Dataset items:
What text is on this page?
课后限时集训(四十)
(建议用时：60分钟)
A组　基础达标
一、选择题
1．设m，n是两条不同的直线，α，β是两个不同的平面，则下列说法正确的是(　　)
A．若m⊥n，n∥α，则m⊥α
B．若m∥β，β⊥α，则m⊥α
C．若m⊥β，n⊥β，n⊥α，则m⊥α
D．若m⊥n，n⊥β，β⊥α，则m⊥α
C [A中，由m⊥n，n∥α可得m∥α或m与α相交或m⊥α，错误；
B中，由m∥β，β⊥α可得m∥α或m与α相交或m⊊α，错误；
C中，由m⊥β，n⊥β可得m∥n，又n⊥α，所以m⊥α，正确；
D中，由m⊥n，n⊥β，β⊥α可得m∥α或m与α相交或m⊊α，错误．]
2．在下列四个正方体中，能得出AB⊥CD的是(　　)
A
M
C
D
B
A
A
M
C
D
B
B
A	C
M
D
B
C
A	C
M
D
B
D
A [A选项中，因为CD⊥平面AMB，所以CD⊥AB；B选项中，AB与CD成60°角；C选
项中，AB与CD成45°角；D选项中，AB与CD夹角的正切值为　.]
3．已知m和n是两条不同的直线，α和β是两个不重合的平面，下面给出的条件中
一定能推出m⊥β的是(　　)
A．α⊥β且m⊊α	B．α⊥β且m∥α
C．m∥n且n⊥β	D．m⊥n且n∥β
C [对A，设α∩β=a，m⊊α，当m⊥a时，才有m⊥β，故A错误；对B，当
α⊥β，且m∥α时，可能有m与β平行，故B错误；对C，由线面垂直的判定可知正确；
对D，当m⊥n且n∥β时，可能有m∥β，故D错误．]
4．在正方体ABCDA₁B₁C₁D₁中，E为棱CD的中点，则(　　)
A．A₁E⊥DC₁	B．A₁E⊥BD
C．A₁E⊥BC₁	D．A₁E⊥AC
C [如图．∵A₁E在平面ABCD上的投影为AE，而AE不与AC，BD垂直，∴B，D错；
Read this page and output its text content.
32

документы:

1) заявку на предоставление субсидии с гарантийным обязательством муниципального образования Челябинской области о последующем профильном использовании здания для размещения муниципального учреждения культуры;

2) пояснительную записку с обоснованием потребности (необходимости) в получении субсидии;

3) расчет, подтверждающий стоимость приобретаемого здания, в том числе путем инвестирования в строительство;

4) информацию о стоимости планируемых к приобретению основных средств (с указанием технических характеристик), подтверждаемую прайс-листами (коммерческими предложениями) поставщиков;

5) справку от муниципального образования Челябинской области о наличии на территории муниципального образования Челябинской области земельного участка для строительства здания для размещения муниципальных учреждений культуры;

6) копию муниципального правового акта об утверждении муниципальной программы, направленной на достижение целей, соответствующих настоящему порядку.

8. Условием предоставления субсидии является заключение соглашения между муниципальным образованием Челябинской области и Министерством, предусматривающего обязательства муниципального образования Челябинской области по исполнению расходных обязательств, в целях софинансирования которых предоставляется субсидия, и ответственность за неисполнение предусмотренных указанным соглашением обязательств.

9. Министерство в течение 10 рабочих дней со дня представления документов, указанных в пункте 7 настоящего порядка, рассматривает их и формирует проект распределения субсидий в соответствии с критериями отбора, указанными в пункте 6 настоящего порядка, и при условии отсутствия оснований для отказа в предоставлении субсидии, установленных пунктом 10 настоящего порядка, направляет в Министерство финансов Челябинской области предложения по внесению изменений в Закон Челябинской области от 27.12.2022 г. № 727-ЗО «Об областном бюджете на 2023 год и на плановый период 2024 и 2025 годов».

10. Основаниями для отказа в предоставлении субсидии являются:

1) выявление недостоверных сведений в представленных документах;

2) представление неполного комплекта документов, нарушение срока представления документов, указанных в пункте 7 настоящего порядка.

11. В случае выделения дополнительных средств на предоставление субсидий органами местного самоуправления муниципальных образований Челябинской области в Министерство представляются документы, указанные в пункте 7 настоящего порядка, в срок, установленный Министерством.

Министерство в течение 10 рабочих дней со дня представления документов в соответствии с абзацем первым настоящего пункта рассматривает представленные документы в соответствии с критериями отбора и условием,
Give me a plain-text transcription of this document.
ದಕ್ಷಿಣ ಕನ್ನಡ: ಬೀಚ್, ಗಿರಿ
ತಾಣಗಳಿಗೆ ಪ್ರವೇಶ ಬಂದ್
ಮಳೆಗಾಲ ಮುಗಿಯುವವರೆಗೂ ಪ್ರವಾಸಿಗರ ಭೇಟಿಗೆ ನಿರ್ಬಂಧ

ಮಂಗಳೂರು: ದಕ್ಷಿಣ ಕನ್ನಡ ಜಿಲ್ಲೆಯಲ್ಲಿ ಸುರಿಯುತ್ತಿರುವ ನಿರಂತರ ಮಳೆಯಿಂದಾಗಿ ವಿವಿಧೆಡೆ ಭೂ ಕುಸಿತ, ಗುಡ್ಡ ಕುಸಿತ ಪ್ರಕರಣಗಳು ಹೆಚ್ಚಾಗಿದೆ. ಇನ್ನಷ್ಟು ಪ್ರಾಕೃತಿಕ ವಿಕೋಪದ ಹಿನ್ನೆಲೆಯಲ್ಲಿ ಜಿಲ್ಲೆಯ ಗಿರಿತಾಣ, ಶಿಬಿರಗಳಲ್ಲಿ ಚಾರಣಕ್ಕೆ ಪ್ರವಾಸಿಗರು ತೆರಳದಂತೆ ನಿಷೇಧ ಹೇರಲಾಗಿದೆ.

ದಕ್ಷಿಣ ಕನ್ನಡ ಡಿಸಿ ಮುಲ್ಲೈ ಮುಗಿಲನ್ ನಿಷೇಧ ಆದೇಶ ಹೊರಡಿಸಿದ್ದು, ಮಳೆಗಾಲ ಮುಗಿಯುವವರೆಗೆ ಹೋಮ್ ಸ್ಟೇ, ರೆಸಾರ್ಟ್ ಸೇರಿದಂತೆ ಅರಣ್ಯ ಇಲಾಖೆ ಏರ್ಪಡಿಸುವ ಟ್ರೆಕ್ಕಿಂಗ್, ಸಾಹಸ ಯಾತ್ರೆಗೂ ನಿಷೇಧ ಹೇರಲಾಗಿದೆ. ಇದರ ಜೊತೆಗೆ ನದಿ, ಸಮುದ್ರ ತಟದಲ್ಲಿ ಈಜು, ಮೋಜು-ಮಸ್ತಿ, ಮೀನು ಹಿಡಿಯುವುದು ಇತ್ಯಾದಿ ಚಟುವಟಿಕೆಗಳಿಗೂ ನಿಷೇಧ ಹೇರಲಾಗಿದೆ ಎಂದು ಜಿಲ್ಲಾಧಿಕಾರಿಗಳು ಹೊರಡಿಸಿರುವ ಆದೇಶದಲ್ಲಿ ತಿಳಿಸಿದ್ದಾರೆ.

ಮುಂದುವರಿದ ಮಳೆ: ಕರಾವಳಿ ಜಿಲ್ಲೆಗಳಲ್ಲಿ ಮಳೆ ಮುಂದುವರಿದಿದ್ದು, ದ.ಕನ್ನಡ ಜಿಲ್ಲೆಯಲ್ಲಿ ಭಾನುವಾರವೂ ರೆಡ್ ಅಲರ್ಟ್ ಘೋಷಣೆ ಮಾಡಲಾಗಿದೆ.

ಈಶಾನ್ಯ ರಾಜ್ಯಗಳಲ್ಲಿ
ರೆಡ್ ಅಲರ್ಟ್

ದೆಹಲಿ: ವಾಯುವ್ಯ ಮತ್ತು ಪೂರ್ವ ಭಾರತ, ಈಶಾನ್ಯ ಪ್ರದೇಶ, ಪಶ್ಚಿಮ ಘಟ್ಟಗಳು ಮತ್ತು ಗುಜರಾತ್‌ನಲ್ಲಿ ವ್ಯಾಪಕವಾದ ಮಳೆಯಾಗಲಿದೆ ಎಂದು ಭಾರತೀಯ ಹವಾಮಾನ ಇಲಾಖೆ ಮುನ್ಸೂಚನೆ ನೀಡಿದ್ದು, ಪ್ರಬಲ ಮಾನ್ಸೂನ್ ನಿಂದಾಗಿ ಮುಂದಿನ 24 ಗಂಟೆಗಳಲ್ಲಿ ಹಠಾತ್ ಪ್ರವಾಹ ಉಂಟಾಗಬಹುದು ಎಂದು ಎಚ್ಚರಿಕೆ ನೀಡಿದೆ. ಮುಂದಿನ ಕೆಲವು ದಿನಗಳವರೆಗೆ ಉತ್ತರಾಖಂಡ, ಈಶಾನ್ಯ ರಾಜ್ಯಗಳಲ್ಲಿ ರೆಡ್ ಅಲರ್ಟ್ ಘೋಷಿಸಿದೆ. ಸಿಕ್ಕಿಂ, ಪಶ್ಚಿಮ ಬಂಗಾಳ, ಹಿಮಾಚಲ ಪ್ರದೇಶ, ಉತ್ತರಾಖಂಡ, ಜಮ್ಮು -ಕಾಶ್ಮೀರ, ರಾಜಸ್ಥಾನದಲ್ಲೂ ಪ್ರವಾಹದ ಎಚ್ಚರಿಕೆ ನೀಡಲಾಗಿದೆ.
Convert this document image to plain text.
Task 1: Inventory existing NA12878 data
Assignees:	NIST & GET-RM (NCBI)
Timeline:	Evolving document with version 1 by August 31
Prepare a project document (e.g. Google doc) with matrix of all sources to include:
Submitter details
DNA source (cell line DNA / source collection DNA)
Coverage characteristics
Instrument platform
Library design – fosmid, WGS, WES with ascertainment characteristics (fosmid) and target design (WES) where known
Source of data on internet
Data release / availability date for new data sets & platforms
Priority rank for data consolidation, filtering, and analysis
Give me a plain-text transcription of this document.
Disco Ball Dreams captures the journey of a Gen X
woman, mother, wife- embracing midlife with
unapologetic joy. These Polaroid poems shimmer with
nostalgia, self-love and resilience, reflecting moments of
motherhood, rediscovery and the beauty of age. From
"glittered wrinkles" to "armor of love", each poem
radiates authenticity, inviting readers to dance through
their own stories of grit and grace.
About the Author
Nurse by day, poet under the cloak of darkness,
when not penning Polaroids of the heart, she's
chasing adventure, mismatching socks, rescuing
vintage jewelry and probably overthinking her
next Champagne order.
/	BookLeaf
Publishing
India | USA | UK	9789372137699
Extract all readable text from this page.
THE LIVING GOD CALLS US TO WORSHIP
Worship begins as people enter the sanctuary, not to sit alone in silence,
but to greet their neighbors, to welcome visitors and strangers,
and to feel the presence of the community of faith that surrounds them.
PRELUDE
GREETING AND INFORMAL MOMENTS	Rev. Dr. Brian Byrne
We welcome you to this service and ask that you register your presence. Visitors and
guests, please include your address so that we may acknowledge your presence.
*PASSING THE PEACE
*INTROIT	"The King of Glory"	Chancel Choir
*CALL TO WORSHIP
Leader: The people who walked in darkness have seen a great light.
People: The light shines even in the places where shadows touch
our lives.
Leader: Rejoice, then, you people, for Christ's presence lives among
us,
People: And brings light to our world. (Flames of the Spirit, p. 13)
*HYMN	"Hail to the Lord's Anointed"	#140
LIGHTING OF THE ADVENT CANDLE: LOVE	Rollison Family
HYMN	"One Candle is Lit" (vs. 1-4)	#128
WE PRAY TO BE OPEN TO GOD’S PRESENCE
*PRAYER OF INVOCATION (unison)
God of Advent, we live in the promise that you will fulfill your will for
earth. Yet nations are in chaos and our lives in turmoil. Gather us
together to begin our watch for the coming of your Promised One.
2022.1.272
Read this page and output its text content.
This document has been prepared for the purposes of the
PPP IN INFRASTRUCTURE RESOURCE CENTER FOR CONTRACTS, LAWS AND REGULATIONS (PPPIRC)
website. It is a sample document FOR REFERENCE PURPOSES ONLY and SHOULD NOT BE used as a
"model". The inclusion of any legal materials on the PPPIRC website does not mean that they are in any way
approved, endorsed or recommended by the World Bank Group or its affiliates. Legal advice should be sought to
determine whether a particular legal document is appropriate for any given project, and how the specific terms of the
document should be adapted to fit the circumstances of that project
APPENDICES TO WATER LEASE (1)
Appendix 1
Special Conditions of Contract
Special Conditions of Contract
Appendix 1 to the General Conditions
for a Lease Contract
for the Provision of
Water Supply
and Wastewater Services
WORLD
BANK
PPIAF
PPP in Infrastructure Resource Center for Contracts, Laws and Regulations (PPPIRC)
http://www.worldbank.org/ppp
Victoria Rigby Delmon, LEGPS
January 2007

WHAT YOU SHOULD DO: From the listing above, copy every line that includes the word "размещения".

EXERCISE RESPONSE:
1) заявку на предоставление субсидии с гарантийным обязательством муниципального образования Челябинской области о последующем профильном использовании здания для размещения муниципального учреждения культуры;
5) справку от муниципального образования Челябинской области о наличии на территории муниципального образования Челябинской области земельного участка для строительства здания для размещения муниципальных учреждений культуры;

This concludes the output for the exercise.